## Start RECORDS TO USE

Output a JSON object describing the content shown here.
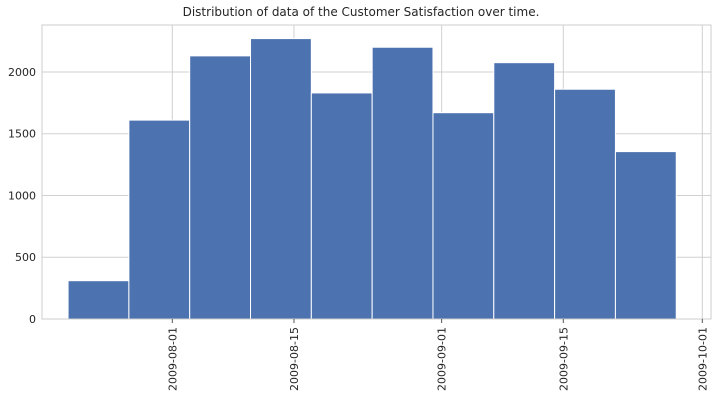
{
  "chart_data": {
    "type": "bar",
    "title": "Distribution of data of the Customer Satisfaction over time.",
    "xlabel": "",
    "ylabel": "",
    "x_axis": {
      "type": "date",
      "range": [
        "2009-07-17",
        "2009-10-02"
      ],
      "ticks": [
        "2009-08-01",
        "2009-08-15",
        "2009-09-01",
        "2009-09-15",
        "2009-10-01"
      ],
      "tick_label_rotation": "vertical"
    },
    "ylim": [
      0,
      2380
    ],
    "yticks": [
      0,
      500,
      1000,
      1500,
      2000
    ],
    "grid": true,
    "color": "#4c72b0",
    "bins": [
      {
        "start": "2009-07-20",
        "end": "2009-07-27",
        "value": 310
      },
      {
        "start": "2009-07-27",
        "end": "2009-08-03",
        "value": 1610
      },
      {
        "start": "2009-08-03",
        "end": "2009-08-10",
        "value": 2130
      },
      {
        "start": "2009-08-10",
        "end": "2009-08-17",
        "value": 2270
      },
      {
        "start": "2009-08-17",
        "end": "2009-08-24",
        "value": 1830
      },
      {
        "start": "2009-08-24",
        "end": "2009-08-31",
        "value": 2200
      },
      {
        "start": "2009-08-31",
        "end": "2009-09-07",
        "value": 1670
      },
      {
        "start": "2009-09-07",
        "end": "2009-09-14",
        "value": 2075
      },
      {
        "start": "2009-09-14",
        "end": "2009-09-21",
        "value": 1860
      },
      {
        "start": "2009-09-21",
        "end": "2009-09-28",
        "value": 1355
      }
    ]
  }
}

## End RECORDS TO USE
## Start RECORDS TO USE

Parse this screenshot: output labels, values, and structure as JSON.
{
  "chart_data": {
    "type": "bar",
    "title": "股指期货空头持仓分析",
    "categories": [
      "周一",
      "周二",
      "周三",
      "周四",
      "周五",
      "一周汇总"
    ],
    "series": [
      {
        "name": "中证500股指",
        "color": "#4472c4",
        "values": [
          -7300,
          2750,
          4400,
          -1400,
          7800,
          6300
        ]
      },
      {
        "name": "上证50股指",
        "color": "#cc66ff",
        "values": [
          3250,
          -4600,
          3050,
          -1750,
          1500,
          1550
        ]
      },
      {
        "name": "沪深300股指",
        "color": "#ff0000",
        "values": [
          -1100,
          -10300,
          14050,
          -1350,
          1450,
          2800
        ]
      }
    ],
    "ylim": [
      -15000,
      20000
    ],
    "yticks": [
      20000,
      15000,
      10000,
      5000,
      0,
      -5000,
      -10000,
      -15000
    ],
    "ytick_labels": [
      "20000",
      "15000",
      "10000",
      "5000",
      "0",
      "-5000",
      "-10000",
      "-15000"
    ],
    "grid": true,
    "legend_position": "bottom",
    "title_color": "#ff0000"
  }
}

## End RECORDS TO USE

TASK OBJECTIVE »
Search the lines above for the string "JSON", then show every one that has it.

SOLUTION FOR THIS PROBLEM »
Output a JSON object describing the content shown here.
Parse this screenshot: output labels, values, and structure as JSON.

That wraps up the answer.